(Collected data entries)

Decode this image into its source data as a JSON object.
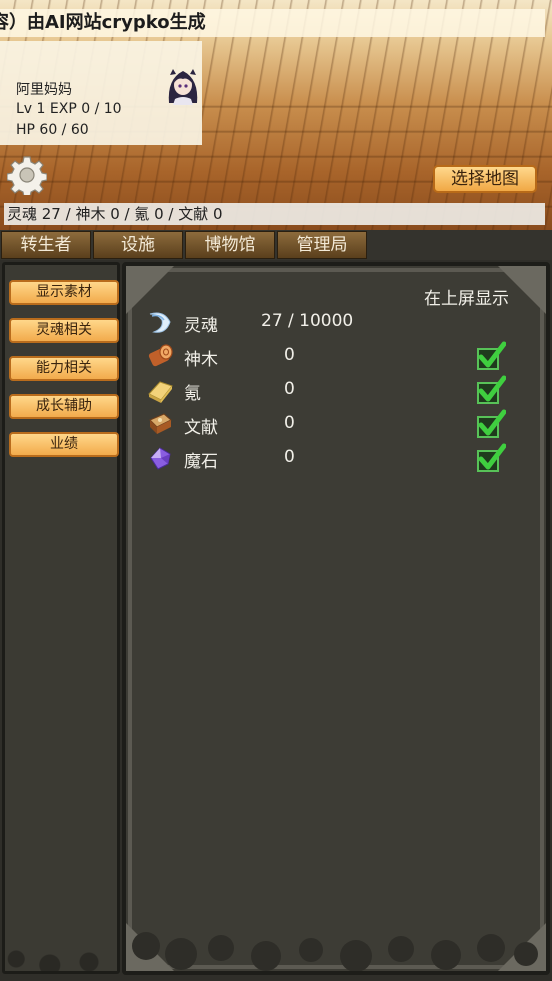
{
  "banner": {
    "text": "容）由AI网站crypko生成"
  },
  "character": {
    "name": "阿里妈妈",
    "level": "Lv 1 EXP 0 / 10",
    "hp": "HP 60 / 60"
  },
  "map_button": {
    "label": "选择地图"
  },
  "resource_bar": {
    "text": "灵魂 27 / 神木 0 / 氪 0 / 文献 0"
  },
  "tabs": [
    {
      "label": "转生者"
    },
    {
      "label": "设施"
    },
    {
      "label": "博物馆"
    },
    {
      "label": "管理局"
    }
  ],
  "sidebar": {
    "items": [
      {
        "label": "显示素材"
      },
      {
        "label": "灵魂相关"
      },
      {
        "label": "能力相关"
      },
      {
        "label": "成长辅助"
      },
      {
        "label": "业绩"
      }
    ]
  },
  "panel": {
    "header": "在上屏显示",
    "materials": [
      {
        "name": "灵魂",
        "value": "27 / 10000",
        "icon": "soul-icon",
        "checked": false
      },
      {
        "name": "神木",
        "value": "0",
        "icon": "wood-log-icon",
        "checked": true
      },
      {
        "name": "氪",
        "value": "0",
        "icon": "gold-bar-icon",
        "checked": true
      },
      {
        "name": "文献",
        "value": "0",
        "icon": "book-icon",
        "checked": true
      },
      {
        "name": "魔石",
        "value": "0",
        "icon": "magic-crystal-icon",
        "checked": true
      }
    ]
  },
  "colors": {
    "button_orange": "#f2ab4c",
    "panel_bg": "#3d3c35",
    "check_green": "#3db83d"
  }
}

▶ _WRITTEN EXERCISE_:
Go through the entries above and print each one exactly, minus the pictures.

▶ _RESPONSE_:
Decode this image into its source data as a JSON object.
{
  "banner": {
    "text": "容）由AI网站crypko生成"
  },
  "character": {
    "name": "阿里妈妈",
    "level": "Lv 1 EXP 0 / 10",
    "hp": "HP 60 / 60"
  },
  "map_button": {
    "label": "选择地图"
  },
  "resource_bar": {
    "text": "灵魂 27 / 神木 0 / 氪 0 / 文献 0"
  },
  "tabs": [
    {
      "label": "转生者"
    },
    {
      "label": "设施"
    },
    {
      "label": "博物馆"
    },
    {
      "label": "管理局"
    }
  ],
  "sidebar": {
    "items": [
      {
        "label": "显示素材"
      },
      {
        "label": "灵魂相关"
      },
      {
        "label": "能力相关"
      },
      {
        "label": "成长辅助"
      },
      {
        "label": "业绩"
      }
    ]
  },
  "panel": {
    "header": "在上屏显示",
    "materials": [
      {
        "name": "灵魂",
        "value": "27 / 10000",
        "icon": "soul-icon",
        "checked": false
      },
      {
        "name": "神木",
        "value": "0",
        "icon": "wood-log-icon",
        "checked": true
      },
      {
        "name": "氪",
        "value": "0",
        "icon": "gold-bar-icon",
        "checked": true
      },
      {
        "name": "文献",
        "value": "0",
        "icon": "book-icon",
        "checked": true
      },
      {
        "name": "魔石",
        "value": "0",
        "icon": "magic-crystal-icon",
        "checked": true
      }
    ]
  },
  "colors": {
    "button_orange": "#f2ab4c",
    "panel_bg": "#3d3c35",
    "check_green": "#3db83d"
  }
}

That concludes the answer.